**Text for analysis**.
The policy director at the Center for Science in the Public Interest has said: “The ‘flexibilities’ the administration is offering (schools) are both unnecessary and undermining,” in effect risking the health of millions of kids by giving them less nutritious food.

Admittedly, the new rule permits states to exempt themselves, and Vermont’s Agency for Education has done so, particularly with respect to the relaxed whole-grain rule.

The agency stresses that even the USDA acknowledges that the stricter whole-grain-rich requirement provides a more nutritious meal for students, and implementation of this requirement has been successful in this state. For this reason, the agency “does not see a good reason to reduce the nutritional uplift of the meals served in our state.” Implementing the new USDA whole-grain rule would pose difficulty for state staff in conducting the administrative reviews required by USDA. Identifying whether enough whole-grain-rich items are being served will be more complicated. And “changing the requirements now will add additional confusion for program operators who have adapted to the requirements over the last five years.”

Six states (New York, California, Illinois, Minnesota, New Mexico, Vermont) and the District of Columbia, asserting their quasi-sovereign interest to protect the health of their children as well as “their proprietary interest in health care costs they pay for some of these children,” have sued the USDA in federal court in New York to nullify the new rules.

They charge that the weakened 2018 standards will have adverse health conditions for children, in violation of the Administrative Procedure Act. They were adopted without public notice or opportunity for interested persons to participate in the rule-making. Nor are they in accordance with the School Lunch Act and Child Nutrition Act, which mandated that school meals meet nutritional requirements prescribed on the basis of “tested nutritional research” or consistent “with the goals of the most recent Dietary Guidelines for Americans” based on the FNB’s recommendations; for all these reasons they are “arbitrary and capricious (or) an abuse of discretion” in violation of the APA.

**Supplied entries**.
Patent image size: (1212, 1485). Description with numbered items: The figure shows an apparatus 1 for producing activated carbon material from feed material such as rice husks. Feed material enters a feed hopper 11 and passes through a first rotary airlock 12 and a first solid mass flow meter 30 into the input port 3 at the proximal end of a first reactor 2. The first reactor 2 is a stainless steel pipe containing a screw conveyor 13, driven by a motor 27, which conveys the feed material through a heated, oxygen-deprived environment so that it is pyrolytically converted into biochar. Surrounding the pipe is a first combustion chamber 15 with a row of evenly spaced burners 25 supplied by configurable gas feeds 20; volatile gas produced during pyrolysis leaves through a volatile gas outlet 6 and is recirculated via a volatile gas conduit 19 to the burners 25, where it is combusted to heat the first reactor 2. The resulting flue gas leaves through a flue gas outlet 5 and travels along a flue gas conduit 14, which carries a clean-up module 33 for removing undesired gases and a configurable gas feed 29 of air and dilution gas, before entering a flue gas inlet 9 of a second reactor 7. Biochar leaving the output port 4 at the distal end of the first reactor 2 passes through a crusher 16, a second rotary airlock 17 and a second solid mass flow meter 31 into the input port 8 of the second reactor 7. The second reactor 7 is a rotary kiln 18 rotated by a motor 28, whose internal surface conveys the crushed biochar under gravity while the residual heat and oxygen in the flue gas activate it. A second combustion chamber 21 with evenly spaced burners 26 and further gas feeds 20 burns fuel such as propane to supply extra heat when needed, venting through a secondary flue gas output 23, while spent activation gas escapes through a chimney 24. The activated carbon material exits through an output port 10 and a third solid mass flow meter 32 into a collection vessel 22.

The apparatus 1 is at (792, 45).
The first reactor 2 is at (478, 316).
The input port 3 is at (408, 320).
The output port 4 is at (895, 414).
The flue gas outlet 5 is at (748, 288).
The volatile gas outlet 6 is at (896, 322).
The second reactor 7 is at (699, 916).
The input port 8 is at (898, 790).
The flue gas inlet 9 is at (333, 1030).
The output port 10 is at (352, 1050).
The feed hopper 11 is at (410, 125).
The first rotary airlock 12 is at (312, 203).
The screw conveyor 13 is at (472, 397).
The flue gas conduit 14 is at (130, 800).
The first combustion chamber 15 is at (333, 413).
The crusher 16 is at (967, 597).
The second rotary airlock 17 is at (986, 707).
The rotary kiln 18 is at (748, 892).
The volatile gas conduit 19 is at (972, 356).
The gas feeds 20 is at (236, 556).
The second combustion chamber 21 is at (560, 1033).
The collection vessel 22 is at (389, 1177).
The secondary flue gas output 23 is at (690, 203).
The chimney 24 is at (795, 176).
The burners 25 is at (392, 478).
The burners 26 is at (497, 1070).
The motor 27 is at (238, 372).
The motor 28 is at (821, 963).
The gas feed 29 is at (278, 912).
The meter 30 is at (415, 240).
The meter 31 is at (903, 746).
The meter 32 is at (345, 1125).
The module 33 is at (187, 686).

**Problems and tasks**.
A: In the school nutrition text, which Vermont body exempted itself from the new rule?
B: Update the school nutrition text from "The policy director" to "less nutritious food.", replacing "kids" with "children".
C: Go on with the school nutrition text, starting after its final sentence.
None of the rows are needed here.

**Responses by item number**.
A: Vermont's Agency for Education

B:
The policy director at the Center for Science in the Public Interest has said: “The ‘flexibilities’ the administration is offering (schools) are both unnecessary and undermining,” in effect risking the health of millions of children by giving them less nutritious food.

C:
The litigation is no slam-dunk. The USDA on June 7 notified the court that it will move to dismiss the complaint because it fails to state a cause of action, or, alternatively, because the states have no “standing” — that is, a justiciable interest in challenging the rules, especially because they can exempt themselves therefrom, notwithstanding, as the states allege in rebuttal, to implement them they will incur additional expenditure of time and money. These are wonderful issues for lawyers , but will take months to resolve even on the district court level, not to mention the appeals that undoubtedly will follow.

For all these reasons, we congratulate the Vermont Attorney General for joining in this litigation and the Agency of Education for its firm decision to ignore the new rules and continue to adhere to the former administration’s nutritional guidelines that have proven so beneficial.


Albert G. Besser of Morrisville was a practicing lawyer for 50 years and was in the Office of Strategic Services during World War II.